▸ Exercise goal
Please rewrite the listing, from its first line up to and including the line with "home-icon[interactable]: ⌂: [3, 39, 19, 55]", as a Markdown table with the columns Row and Listing line. Leave out any blank lines.

━━━━━ The input ━━━━━

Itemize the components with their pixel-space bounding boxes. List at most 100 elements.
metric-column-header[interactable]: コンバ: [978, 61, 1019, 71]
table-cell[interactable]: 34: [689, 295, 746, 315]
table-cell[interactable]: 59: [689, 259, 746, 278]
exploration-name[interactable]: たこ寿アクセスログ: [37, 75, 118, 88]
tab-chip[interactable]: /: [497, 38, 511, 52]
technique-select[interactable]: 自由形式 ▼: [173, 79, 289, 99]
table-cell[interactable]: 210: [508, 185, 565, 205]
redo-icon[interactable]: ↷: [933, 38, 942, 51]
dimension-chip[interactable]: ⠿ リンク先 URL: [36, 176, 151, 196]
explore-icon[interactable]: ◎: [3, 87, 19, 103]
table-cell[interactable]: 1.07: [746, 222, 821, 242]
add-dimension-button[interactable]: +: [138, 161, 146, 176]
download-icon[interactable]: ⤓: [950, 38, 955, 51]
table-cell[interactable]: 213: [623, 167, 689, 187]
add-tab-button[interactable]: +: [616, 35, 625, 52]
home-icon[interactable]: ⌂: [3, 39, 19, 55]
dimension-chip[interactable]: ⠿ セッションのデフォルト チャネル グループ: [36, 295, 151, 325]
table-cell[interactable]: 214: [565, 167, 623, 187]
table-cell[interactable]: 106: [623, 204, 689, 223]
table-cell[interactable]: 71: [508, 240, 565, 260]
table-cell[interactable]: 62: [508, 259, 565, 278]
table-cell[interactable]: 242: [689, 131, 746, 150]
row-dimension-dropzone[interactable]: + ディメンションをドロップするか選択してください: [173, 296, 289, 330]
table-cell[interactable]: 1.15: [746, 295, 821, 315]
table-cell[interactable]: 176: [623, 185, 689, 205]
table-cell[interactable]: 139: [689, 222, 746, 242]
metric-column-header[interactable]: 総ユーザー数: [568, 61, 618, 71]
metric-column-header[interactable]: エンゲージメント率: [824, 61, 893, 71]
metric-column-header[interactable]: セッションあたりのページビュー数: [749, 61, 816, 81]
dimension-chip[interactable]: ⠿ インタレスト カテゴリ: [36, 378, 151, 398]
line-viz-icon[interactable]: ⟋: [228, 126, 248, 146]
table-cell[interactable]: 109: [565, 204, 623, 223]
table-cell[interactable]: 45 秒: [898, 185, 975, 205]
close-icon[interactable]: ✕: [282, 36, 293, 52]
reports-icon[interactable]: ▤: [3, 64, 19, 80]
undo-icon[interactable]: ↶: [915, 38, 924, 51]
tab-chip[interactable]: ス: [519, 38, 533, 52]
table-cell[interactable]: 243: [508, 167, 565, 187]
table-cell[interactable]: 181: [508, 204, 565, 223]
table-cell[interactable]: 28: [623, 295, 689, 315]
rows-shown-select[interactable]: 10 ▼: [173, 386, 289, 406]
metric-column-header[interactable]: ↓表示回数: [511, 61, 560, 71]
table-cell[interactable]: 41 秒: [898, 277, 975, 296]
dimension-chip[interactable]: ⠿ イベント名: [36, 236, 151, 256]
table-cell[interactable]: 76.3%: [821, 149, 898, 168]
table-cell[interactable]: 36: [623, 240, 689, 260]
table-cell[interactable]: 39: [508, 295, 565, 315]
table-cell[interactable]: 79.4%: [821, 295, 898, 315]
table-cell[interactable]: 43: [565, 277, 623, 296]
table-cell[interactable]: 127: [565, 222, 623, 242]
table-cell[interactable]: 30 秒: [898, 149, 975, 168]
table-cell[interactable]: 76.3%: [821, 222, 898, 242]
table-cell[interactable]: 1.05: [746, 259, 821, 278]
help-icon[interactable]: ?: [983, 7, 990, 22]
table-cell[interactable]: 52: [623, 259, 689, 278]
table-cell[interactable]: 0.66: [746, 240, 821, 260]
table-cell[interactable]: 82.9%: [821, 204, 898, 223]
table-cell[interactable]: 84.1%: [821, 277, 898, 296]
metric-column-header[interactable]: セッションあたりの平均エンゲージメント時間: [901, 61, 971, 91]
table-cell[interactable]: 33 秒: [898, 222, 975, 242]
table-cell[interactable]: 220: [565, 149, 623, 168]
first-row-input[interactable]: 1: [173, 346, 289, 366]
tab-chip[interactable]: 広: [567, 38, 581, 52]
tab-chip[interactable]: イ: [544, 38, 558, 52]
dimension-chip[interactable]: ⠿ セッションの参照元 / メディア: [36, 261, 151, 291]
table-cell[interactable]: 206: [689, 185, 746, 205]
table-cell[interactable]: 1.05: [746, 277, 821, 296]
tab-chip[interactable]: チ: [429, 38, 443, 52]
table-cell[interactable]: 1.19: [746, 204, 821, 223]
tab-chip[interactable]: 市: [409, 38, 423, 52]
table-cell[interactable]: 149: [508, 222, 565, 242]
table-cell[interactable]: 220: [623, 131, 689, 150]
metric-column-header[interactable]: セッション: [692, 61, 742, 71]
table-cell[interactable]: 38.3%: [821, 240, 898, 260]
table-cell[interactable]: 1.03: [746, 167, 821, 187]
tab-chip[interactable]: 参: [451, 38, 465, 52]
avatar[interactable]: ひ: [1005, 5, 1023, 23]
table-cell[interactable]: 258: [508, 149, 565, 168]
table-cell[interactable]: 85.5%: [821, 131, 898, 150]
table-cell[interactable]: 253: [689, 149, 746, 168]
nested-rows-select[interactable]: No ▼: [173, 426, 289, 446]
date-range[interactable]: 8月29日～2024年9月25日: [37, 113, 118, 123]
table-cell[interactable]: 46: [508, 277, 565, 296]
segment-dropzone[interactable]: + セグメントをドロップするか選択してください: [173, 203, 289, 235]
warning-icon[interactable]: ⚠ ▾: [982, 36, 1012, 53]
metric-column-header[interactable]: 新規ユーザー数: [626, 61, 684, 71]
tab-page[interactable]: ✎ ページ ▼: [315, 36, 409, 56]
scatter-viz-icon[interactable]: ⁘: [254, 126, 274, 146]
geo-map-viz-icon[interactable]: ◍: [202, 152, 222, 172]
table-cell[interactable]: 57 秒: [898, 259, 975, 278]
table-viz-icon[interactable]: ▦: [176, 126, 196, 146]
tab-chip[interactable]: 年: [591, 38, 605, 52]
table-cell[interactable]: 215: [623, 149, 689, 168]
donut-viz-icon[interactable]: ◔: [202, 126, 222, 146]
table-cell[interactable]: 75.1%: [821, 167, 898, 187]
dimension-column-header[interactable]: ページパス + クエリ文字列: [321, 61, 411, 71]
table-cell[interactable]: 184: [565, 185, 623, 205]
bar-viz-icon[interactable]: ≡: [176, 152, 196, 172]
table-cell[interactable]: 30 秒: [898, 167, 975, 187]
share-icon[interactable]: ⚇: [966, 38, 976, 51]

━━━━━

▸ Written answer
| Row | Listing line |
|---|---|
| 1 | Itemize the components with their pixel-space bounding boxes. List at most 100 elements. |
| 2 | metric-column-header[interactable]: コンバ: [978, 61, 1019, 71] |
| 3 | table-cell[interactable]: 34: [689, 295, 746, 315] |
| 4 | table-cell[interactable]: 59: [689, 259, 746, 278] |
| 5 | exploration-name[interactable]: たこ寿アクセスログ: [37, 75, 118, 88] |
| 6 | tab-chip[interactable]: /: [497, 38, 511, 52] |
| 7 | technique-select[interactable]: 自由形式 ▼: [173, 79, 289, 99] |
| 8 | table-cell[interactable]: 210: [508, 185, 565, 205] |
| 9 | redo-icon[interactable]: ↷: [933, 38, 942, 51] |
| 10 | dimension-chip[interactable]: ⠿ リンク先 URL: [36, 176, 151, 196] |
| 11 | explore-icon[interactable]: ◎: [3, 87, 19, 103] |
| 12 | table-cell[interactable]: 1.07: [746, 222, 821, 242] |
| 13 | add-dimension-button[interactable]: +: [138, 161, 146, 176] |
| 14 | download-icon[interactable]: ⤓: [950, 38, 955, 51] |
| 15 | table-cell[interactable]: 213: [623, 167, 689, 187] |
| 16 | add-tab-button[interactable]: +: [616, 35, 625, 52] |
| 17 | home-icon[interactable]: ⌂: [3, 39, 19, 55] |